DIRECTION:
Collect every line below that contains the word "this".

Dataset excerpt
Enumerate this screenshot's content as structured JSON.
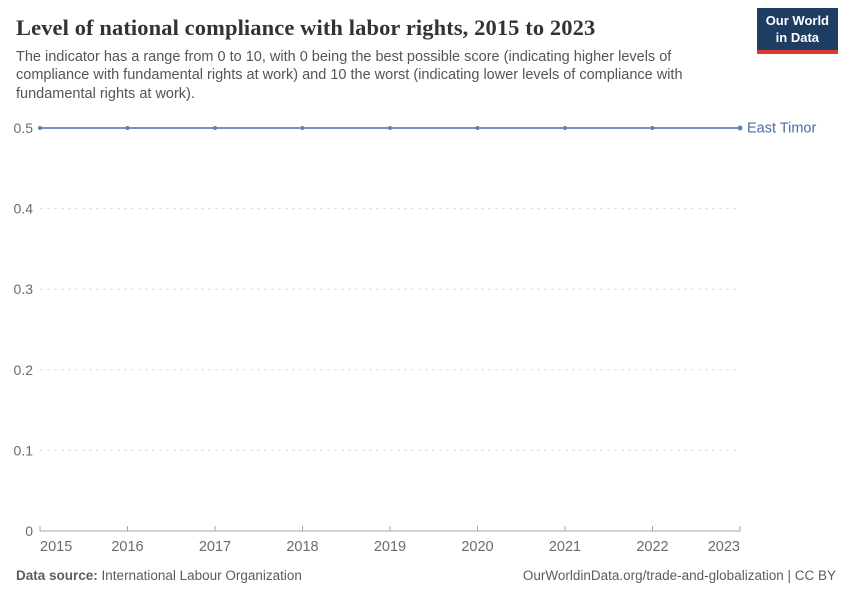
{
  "header": {
    "title": "Level of national compliance with labor rights, 2015 to 2023",
    "subtitle": "The indicator has a range from 0 to 10, with 0 being the best possible score (indicating higher levels of compliance with fundamental rights at work) and 10 the worst (indicating lower levels of compliance with fundamental rights at work)."
  },
  "logo": {
    "line1": "Our World",
    "line2": "in Data",
    "bg_color": "#1d3d63",
    "accent_color": "#d93a30"
  },
  "chart_data": {
    "type": "line",
    "title": "Level of national compliance with labor rights, 2015 to 2023",
    "xlabel": "",
    "ylabel": "",
    "x": [
      2015,
      2016,
      2017,
      2018,
      2019,
      2020,
      2021,
      2022,
      2023
    ],
    "xtick_labels": [
      "2015",
      "2016",
      "2017",
      "2018",
      "2019",
      "2020",
      "2021",
      "2022",
      "2023"
    ],
    "series": [
      {
        "name": "East Timor",
        "values": [
          0.5,
          0.5,
          0.5,
          0.5,
          0.5,
          0.5,
          0.5,
          0.5,
          0.5
        ],
        "color": "#6180b7",
        "label_color": "#4c6aa8"
      }
    ],
    "ylim": [
      0,
      0.5
    ],
    "yticks": [
      0,
      0.1,
      0.2,
      0.3,
      0.4,
      0.5
    ],
    "ytick_labels": [
      "0",
      "0.1",
      "0.2",
      "0.3",
      "0.4",
      "0.5"
    ],
    "grid": "horizontal-dashed",
    "legend_position": "inline-right-of-line",
    "grid_color": "#dcdcdc",
    "axis_color": "#a5a5a5",
    "tick_label_color": "#6b6b6b"
  },
  "footer": {
    "datasource_label": "Data source:",
    "datasource_value": "International Labour Organization",
    "rights": "OurWorldinData.org/trade-and-globalization | CC BY"
  }
}
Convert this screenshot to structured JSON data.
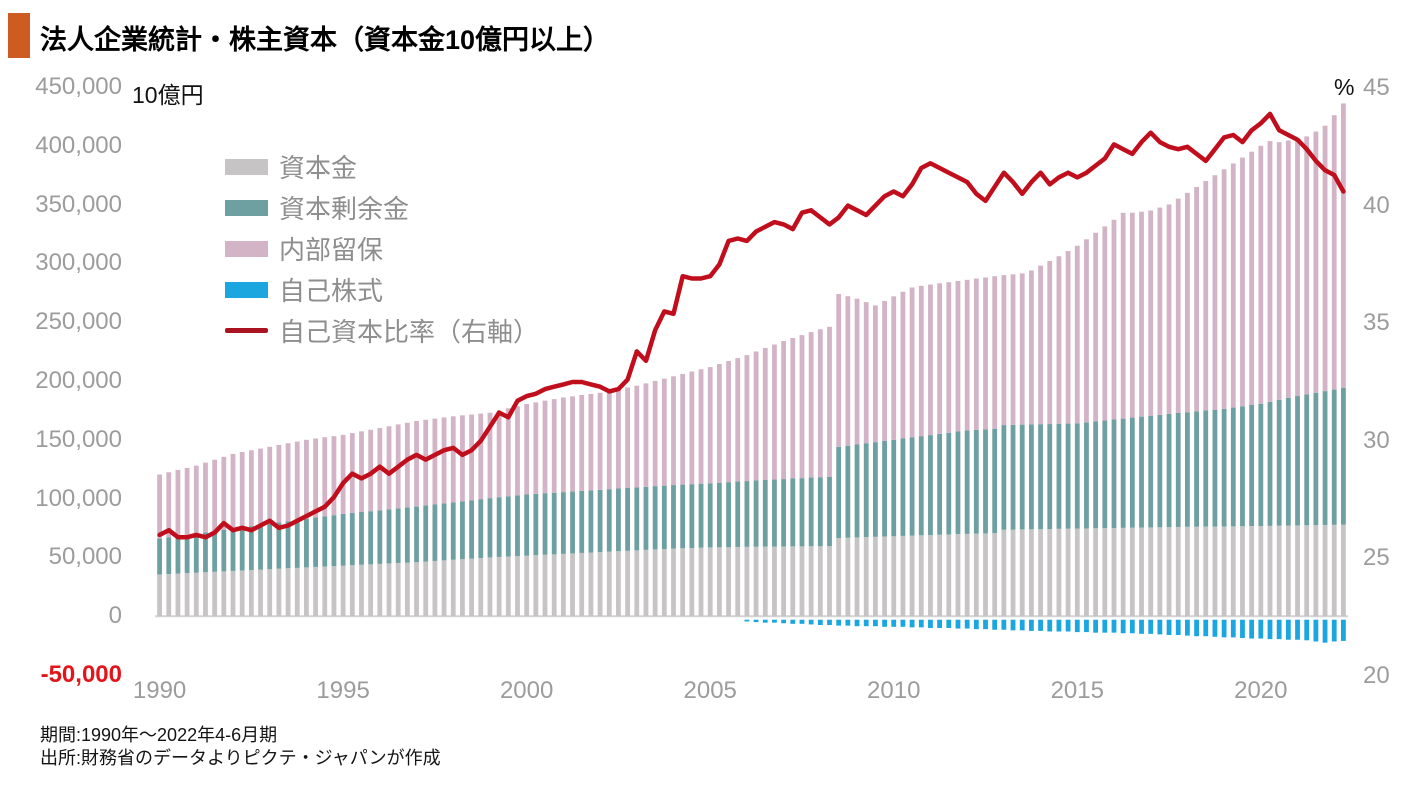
{
  "header": {
    "title": "法人企業統計・株主資本（資本金10億円以上）",
    "accent_color": "#cc5c22"
  },
  "left_axis": {
    "unit_label": "10億円",
    "ticks": [
      "450,000",
      "400,000",
      "350,000",
      "300,000",
      "250,000",
      "200,000",
      "150,000",
      "100,000",
      "50,000",
      "0",
      "-50,000"
    ],
    "tick_color": "#9c9c9c",
    "negative_tick_color": "#e3151b",
    "min": -50000,
    "max": 450000,
    "step": 50000
  },
  "right_axis": {
    "unit_label": "%",
    "ticks": [
      "45",
      "40",
      "35",
      "30",
      "25",
      "20"
    ],
    "min": 20,
    "max": 45,
    "step": 5
  },
  "x_axis": {
    "tick_years": [
      1990,
      1995,
      2000,
      2005,
      2010,
      2015,
      2020
    ],
    "tick_labels": [
      "1990",
      "1995",
      "2000",
      "2005",
      "2010",
      "2015",
      "2020"
    ]
  },
  "legend": [
    {
      "label": "資本金",
      "color": "#c6c4c4",
      "type": "bar"
    },
    {
      "label": "資本剰余金",
      "color": "#6e9fa1",
      "type": "bar"
    },
    {
      "label": "内部留保",
      "color": "#d3b4c6",
      "type": "bar"
    },
    {
      "label": "自己株式",
      "color": "#1ba6e0",
      "type": "bar"
    },
    {
      "label": "自己資本比率（右軸）",
      "color": "#a91420",
      "type": "line"
    }
  ],
  "footer": {
    "line1": "期間:1990年～2022年4-6月期",
    "line2": "出所:財務省のデータよりピクテ・ジャパンが作成"
  },
  "chart_data": {
    "type": "bar",
    "subtype": "stacked-bars-with-line",
    "title": "法人企業統計・株主資本（資本金10億円以上）",
    "x_start_year": 1990,
    "x_step_years": 0.25,
    "x_end_label": "2022年4-6月期",
    "bar_value_unit": "10億円",
    "left_ylim": [
      -50000,
      450000
    ],
    "right_ylim": [
      20,
      45
    ],
    "grid": "none",
    "legend_position": "upper-left-inside",
    "bar_series": [
      {
        "name": "資本金",
        "color": "#c6c4c4",
        "values": [
          35500,
          35900,
          36300,
          36600,
          37000,
          37400,
          37800,
          38100,
          38500,
          38900,
          39300,
          39600,
          40000,
          40400,
          40800,
          41100,
          41500,
          41900,
          42300,
          42600,
          43000,
          43400,
          43800,
          44100,
          44500,
          44900,
          45300,
          45600,
          46000,
          46500,
          47000,
          47500,
          48000,
          48500,
          49000,
          49500,
          50000,
          50400,
          50800,
          51100,
          51500,
          51900,
          52300,
          52600,
          53000,
          53400,
          53800,
          54100,
          54500,
          54900,
          55300,
          55600,
          56000,
          56400,
          56800,
          57100,
          57500,
          57800,
          58000,
          58300,
          58500,
          58600,
          58800,
          58900,
          59000,
          59100,
          59200,
          59200,
          59300,
          59400,
          59400,
          59500,
          59500,
          59600,
          66500,
          66700,
          67000,
          67300,
          67500,
          67800,
          68000,
          68300,
          68500,
          68800,
          69000,
          69300,
          69500,
          69800,
          70000,
          70200,
          70400,
          70600,
          73500,
          73600,
          73800,
          73900,
          74000,
          74100,
          74300,
          74400,
          74500,
          74600,
          74800,
          74900,
          75000,
          75100,
          75300,
          75400,
          75500,
          75600,
          75800,
          75900,
          76000,
          76100,
          76200,
          76200,
          76300,
          76400,
          76500,
          76600,
          76700,
          76800,
          77000,
          77100,
          77200,
          77300,
          77500,
          77600,
          77700,
          77800
        ]
      },
      {
        "name": "資本剰余金",
        "color": "#6e9fa1",
        "values": [
          30500,
          31200,
          31900,
          32500,
          33200,
          33900,
          34600,
          35200,
          35900,
          36600,
          37300,
          37900,
          38600,
          39300,
          40000,
          40600,
          41300,
          42000,
          42700,
          43300,
          44000,
          44400,
          44800,
          45200,
          45600,
          46000,
          46400,
          46800,
          47200,
          47600,
          48000,
          48400,
          48800,
          49200,
          49600,
          50000,
          50400,
          50800,
          51200,
          51600,
          52000,
          52100,
          52300,
          52400,
          52500,
          52600,
          52800,
          52900,
          53000,
          53100,
          53300,
          53400,
          53500,
          53600,
          53800,
          53900,
          54000,
          54100,
          54300,
          54400,
          54500,
          54900,
          55200,
          55600,
          55900,
          56300,
          56600,
          57000,
          57300,
          57700,
          58000,
          58400,
          58700,
          59000,
          77500,
          78300,
          79000,
          79800,
          80500,
          81300,
          82000,
          82800,
          83500,
          84300,
          85000,
          85800,
          86500,
          87300,
          88000,
          88300,
          88500,
          88800,
          89000,
          89100,
          89100,
          89200,
          89300,
          89300,
          89400,
          89400,
          89500,
          90200,
          90900,
          91600,
          92300,
          92900,
          93600,
          94300,
          95000,
          95600,
          96300,
          96900,
          97500,
          98100,
          98800,
          99400,
          100000,
          101000,
          102000,
          103000,
          104000,
          105500,
          107000,
          108500,
          110000,
          111300,
          112500,
          113800,
          115000,
          116500
        ]
      },
      {
        "name": "内部留保",
        "color": "#d3b4c6",
        "values": [
          54500,
          55300,
          56200,
          57000,
          57800,
          59300,
          60700,
          62200,
          63600,
          64100,
          64500,
          65000,
          65400,
          65900,
          66300,
          66800,
          67200,
          67200,
          67200,
          67200,
          67200,
          67900,
          68600,
          69200,
          69900,
          70600,
          71400,
          72100,
          72800,
          72900,
          73000,
          73100,
          73200,
          73100,
          72900,
          72800,
          72600,
          73700,
          74800,
          75800,
          76900,
          77800,
          78700,
          79600,
          80500,
          81000,
          81500,
          82000,
          82500,
          83500,
          84500,
          85500,
          86500,
          88000,
          89500,
          91000,
          92500,
          94100,
          95800,
          97300,
          98800,
          100900,
          103000,
          105000,
          107100,
          109700,
          112300,
          114800,
          117400,
          119500,
          121600,
          123700,
          125800,
          127500,
          130000,
          127100,
          124000,
          120000,
          116300,
          119000,
          122000,
          124800,
          127500,
          127800,
          128000,
          128000,
          128000,
          128000,
          128000,
          128600,
          129100,
          129700,
          127500,
          128000,
          128600,
          130900,
          134800,
          138600,
          142400,
          146700,
          151000,
          155700,
          160400,
          165000,
          169800,
          175000,
          174200,
          174300,
          174500,
          176300,
          178000,
          182300,
          186500,
          190800,
          195100,
          199400,
          203700,
          207600,
          211500,
          215400,
          219300,
          221700,
          219100,
          218900,
          218800,
          219400,
          222100,
          225700,
          233300,
          241700
        ]
      },
      {
        "name": "自己株式",
        "color": "#1ba6e0",
        "values": [
          0,
          0,
          0,
          0,
          0,
          0,
          0,
          0,
          0,
          0,
          0,
          0,
          0,
          0,
          0,
          0,
          0,
          0,
          0,
          0,
          0,
          0,
          0,
          0,
          0,
          0,
          0,
          0,
          0,
          0,
          0,
          0,
          0,
          0,
          0,
          0,
          0,
          0,
          0,
          0,
          0,
          0,
          0,
          0,
          0,
          0,
          0,
          0,
          0,
          0,
          0,
          0,
          0,
          0,
          0,
          0,
          0,
          0,
          -1500,
          -2000,
          -2500,
          -3000,
          -3500,
          -4000,
          -4500,
          -5000,
          -5500,
          -5500,
          -6000,
          -6500,
          -6500,
          -7000,
          -7500,
          -7500,
          -8000,
          -8000,
          -8500,
          -8500,
          -8500,
          -9000,
          -9000,
          -9000,
          -9500,
          -9500,
          -10000,
          -10000,
          -10000,
          -10500,
          -10500,
          -11000,
          -11000,
          -11500,
          -11500,
          -12000,
          -12000,
          -12500,
          -12500,
          -13000,
          -13000,
          -13000,
          -13500,
          -13500,
          -14000,
          -14000,
          -14000,
          -14500,
          -14500,
          -15000,
          -15000,
          -15500,
          -16000,
          -16000,
          -16500,
          -17000,
          -17000,
          -17500,
          -18000,
          -18000,
          -18500,
          -19000,
          -19000,
          -19500,
          -19500,
          -20000,
          -20000,
          -20500,
          -21500,
          -22500,
          -21500,
          -21000
        ]
      }
    ],
    "line_series": {
      "name": "自己資本比率（右軸）",
      "color": "#c10e1c",
      "axis": "right",
      "unit": "%",
      "values": [
        26.0,
        26.2,
        25.9,
        25.9,
        26.0,
        25.9,
        26.1,
        26.5,
        26.2,
        26.3,
        26.2,
        26.4,
        26.6,
        26.3,
        26.4,
        26.6,
        26.8,
        27.0,
        27.2,
        27.6,
        28.2,
        28.6,
        28.4,
        28.6,
        28.9,
        28.6,
        28.9,
        29.2,
        29.4,
        29.2,
        29.4,
        29.6,
        29.7,
        29.4,
        29.6,
        30.0,
        30.6,
        31.2,
        31.0,
        31.7,
        31.9,
        32.0,
        32.2,
        32.3,
        32.4,
        32.5,
        32.5,
        32.4,
        32.3,
        32.1,
        32.2,
        32.6,
        33.8,
        33.4,
        34.7,
        35.5,
        35.4,
        37.0,
        36.9,
        36.9,
        37.0,
        37.5,
        38.5,
        38.6,
        38.5,
        38.9,
        39.1,
        39.3,
        39.2,
        39.0,
        39.7,
        39.8,
        39.5,
        39.2,
        39.5,
        40.0,
        39.8,
        39.6,
        40.0,
        40.4,
        40.6,
        40.4,
        40.9,
        41.6,
        41.8,
        41.6,
        41.4,
        41.2,
        41.0,
        40.5,
        40.2,
        40.8,
        41.4,
        41.0,
        40.5,
        41.0,
        41.4,
        40.9,
        41.2,
        41.4,
        41.2,
        41.4,
        41.7,
        42.0,
        42.6,
        42.4,
        42.2,
        42.7,
        43.1,
        42.7,
        42.5,
        42.4,
        42.5,
        42.2,
        41.9,
        42.4,
        42.9,
        43.0,
        42.7,
        43.2,
        43.5,
        43.9,
        43.2,
        43.0,
        42.8,
        42.4,
        41.9,
        41.5,
        41.3,
        40.6
      ]
    }
  }
}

IN RESPONSE:
Enumerate this screenshot's content as structured JSON.
Convert this screenshot to structured JSON data.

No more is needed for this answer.